Exercise prompt:
Find the lines holding the string "JSON" in the data, then copy all of them.

####################

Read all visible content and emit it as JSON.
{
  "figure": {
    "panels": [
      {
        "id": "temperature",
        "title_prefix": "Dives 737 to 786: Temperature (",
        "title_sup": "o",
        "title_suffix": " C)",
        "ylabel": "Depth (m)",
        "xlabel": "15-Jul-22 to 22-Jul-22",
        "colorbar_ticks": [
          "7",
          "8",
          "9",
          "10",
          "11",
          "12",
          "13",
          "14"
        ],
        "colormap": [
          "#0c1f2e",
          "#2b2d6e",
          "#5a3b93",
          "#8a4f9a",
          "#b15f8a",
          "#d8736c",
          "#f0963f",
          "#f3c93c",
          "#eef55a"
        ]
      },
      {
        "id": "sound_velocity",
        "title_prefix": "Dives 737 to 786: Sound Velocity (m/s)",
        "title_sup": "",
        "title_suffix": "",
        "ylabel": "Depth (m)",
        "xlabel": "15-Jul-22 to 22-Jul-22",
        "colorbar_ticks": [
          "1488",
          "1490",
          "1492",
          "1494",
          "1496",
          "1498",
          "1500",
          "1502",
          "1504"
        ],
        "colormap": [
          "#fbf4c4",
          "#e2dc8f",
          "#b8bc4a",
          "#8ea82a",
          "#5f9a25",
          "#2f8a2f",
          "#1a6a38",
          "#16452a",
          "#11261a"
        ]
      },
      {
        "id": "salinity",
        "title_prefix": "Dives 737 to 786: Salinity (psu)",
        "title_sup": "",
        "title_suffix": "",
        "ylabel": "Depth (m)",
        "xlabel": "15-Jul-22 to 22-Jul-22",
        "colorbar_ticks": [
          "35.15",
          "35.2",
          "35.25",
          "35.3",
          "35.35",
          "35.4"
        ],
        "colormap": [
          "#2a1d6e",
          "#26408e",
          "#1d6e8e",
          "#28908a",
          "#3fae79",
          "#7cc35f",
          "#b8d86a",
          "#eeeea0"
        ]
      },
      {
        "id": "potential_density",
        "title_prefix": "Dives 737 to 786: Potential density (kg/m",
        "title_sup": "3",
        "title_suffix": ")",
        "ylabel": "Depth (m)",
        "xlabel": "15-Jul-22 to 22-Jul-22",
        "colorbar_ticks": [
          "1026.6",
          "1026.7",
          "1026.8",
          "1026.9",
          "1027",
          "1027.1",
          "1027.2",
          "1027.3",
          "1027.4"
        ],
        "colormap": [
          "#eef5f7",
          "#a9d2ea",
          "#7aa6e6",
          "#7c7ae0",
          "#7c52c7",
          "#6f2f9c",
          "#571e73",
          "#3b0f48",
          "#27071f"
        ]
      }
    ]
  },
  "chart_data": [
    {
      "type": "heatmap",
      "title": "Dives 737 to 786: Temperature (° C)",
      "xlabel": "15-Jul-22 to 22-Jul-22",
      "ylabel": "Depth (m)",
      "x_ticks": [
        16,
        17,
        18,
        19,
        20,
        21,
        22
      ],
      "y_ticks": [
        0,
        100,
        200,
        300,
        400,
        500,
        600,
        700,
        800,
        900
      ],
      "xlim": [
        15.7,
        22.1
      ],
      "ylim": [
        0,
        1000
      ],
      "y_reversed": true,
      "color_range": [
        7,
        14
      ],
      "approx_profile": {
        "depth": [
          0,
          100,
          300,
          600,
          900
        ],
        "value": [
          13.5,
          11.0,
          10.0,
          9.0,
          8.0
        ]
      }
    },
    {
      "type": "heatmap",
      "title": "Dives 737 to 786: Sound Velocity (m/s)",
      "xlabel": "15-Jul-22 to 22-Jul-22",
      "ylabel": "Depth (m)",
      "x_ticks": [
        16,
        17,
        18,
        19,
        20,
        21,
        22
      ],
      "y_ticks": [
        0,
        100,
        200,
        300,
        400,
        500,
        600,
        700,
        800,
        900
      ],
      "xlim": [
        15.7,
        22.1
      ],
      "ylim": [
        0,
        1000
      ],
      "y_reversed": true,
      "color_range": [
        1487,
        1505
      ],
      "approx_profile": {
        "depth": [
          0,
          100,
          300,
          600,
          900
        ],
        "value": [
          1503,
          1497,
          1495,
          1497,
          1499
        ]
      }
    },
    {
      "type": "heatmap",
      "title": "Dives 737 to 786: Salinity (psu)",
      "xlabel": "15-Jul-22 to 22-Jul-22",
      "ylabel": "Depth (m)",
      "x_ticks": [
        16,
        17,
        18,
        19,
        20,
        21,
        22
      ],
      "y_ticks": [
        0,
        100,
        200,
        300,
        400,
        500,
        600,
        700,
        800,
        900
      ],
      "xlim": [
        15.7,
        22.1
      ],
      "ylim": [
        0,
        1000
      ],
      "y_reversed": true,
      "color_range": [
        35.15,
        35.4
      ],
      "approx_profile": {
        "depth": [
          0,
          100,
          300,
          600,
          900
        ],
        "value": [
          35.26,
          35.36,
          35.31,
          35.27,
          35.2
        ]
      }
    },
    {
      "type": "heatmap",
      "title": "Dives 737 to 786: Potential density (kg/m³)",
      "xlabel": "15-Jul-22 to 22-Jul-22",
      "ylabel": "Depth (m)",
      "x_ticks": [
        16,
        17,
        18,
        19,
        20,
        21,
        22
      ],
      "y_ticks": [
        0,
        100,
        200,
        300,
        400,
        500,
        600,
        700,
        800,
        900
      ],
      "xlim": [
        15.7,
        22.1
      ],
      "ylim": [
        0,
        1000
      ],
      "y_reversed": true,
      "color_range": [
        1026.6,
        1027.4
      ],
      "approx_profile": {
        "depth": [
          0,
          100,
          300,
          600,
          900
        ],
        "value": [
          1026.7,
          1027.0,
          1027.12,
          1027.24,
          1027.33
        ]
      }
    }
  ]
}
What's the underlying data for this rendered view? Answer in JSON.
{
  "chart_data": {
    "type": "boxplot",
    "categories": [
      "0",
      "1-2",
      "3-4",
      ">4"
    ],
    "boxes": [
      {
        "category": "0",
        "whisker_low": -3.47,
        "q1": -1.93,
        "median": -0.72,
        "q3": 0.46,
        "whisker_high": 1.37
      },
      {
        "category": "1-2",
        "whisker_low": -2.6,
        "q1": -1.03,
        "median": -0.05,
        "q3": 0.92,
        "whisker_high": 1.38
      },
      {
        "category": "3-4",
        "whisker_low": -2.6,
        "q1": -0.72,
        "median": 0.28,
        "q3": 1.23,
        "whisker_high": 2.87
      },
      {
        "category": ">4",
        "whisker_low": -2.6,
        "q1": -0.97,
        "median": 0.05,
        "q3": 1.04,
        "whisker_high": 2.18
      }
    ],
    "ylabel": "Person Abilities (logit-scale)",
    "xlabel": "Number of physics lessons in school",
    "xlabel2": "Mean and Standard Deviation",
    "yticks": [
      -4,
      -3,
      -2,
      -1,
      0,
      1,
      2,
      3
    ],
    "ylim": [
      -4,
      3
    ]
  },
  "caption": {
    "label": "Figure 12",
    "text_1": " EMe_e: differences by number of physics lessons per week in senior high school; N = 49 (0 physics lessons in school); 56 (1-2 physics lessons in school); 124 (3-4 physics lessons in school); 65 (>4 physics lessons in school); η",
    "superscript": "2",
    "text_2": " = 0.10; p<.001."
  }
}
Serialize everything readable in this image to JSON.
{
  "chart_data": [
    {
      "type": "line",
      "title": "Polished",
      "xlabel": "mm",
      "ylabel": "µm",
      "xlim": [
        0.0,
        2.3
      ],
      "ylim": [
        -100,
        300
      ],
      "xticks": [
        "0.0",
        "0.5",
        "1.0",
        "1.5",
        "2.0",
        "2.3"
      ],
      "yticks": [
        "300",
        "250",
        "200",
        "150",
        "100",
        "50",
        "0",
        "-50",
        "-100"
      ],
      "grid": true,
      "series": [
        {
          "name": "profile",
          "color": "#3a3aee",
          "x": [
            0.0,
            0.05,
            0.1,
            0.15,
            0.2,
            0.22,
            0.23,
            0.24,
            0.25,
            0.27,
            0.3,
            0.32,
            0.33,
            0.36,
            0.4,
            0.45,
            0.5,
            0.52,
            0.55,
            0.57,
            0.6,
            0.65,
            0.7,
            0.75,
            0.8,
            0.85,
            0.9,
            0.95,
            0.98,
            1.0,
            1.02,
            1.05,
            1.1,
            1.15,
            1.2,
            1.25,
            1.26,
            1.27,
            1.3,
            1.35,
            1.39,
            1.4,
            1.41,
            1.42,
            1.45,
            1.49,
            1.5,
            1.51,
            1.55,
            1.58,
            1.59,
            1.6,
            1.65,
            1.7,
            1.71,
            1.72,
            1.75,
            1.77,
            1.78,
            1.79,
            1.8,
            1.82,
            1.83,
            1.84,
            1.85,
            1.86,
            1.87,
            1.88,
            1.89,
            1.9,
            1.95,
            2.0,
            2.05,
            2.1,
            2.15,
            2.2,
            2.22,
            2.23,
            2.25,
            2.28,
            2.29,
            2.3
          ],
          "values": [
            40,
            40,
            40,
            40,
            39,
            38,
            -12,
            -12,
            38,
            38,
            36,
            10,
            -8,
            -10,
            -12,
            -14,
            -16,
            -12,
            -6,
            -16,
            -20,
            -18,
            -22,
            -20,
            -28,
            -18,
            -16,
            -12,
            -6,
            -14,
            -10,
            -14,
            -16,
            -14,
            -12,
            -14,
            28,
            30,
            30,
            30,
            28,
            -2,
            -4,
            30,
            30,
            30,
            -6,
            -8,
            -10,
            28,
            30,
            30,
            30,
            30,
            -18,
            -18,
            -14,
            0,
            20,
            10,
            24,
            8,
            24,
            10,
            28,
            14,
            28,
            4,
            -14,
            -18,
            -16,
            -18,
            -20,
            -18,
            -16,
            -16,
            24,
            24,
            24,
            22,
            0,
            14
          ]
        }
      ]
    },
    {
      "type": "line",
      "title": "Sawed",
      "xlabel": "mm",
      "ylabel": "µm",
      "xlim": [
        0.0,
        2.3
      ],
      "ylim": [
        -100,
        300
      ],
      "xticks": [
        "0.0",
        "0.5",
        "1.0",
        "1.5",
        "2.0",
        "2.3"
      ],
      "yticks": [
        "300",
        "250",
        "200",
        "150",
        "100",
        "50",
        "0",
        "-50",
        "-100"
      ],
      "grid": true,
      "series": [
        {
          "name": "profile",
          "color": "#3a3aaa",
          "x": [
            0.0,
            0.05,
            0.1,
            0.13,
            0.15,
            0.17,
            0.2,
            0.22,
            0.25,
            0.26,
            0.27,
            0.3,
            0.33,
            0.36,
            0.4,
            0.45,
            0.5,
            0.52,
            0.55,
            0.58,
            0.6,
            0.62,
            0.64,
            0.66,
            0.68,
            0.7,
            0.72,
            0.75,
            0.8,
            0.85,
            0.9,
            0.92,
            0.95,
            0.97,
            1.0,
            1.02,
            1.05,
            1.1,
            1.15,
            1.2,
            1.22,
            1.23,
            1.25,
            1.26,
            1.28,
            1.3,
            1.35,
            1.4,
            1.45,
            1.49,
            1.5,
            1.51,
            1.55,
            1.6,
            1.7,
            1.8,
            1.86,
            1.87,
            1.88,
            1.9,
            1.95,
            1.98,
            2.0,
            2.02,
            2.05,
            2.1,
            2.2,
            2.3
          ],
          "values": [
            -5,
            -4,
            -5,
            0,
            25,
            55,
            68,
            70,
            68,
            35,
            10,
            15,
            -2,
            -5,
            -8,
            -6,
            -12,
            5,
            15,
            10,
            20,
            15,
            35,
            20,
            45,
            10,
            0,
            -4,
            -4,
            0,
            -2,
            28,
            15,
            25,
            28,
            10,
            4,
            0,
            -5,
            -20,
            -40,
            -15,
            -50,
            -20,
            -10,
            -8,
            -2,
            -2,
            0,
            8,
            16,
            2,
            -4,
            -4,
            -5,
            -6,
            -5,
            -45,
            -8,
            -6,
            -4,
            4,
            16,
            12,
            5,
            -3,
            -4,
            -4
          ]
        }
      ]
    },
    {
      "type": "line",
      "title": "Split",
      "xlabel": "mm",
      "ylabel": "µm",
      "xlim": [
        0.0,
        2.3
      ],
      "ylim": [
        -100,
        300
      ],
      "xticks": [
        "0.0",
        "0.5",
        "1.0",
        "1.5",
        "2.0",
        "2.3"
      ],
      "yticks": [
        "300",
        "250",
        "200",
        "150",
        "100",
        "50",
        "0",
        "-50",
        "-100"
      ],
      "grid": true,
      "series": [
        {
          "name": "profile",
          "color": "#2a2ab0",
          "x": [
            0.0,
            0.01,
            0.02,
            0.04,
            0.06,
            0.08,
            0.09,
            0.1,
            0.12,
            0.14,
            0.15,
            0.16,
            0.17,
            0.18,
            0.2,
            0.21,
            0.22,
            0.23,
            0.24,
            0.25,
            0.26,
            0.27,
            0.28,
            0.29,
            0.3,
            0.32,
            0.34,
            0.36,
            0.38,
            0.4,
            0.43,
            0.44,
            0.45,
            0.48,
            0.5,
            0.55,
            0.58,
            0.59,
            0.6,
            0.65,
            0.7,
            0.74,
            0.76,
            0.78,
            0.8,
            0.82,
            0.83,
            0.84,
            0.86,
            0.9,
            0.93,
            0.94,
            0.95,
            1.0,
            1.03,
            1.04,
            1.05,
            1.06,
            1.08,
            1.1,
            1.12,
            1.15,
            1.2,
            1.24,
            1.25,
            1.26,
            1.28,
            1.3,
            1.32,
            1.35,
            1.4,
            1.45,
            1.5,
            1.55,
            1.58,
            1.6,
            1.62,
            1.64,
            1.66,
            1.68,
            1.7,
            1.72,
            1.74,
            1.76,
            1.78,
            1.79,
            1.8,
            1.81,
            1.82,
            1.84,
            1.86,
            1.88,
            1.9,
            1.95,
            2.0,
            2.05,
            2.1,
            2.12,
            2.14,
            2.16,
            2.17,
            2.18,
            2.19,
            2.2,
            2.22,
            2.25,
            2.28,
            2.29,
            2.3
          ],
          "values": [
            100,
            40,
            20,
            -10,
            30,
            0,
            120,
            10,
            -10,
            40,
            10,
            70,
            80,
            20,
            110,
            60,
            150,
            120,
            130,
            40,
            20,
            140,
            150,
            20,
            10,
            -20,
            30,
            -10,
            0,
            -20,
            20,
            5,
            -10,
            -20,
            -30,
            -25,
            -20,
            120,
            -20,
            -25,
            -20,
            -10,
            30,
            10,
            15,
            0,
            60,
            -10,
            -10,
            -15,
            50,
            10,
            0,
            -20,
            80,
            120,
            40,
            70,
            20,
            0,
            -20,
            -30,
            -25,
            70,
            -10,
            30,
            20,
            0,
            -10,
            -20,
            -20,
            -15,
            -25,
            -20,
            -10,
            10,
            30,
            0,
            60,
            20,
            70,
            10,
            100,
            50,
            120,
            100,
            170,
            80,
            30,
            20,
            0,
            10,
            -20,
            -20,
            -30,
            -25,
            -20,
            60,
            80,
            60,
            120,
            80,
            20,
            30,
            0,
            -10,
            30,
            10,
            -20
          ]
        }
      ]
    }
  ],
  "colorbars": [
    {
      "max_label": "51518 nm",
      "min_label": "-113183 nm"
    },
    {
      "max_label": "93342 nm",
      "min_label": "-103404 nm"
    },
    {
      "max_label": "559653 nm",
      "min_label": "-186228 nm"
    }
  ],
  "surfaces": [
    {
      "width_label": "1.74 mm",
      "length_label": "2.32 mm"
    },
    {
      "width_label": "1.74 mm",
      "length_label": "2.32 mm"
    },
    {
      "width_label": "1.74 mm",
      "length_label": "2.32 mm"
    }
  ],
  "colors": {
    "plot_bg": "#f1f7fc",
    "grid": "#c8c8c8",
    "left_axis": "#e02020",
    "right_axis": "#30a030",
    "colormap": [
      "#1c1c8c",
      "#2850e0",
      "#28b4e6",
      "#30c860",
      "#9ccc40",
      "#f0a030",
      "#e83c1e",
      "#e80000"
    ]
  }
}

####################

Response below:
Read all visible content and emit it as JSON.
What's the underlying data for this rendered view? Answer in JSON.
Serialize everything readable in this image to JSON.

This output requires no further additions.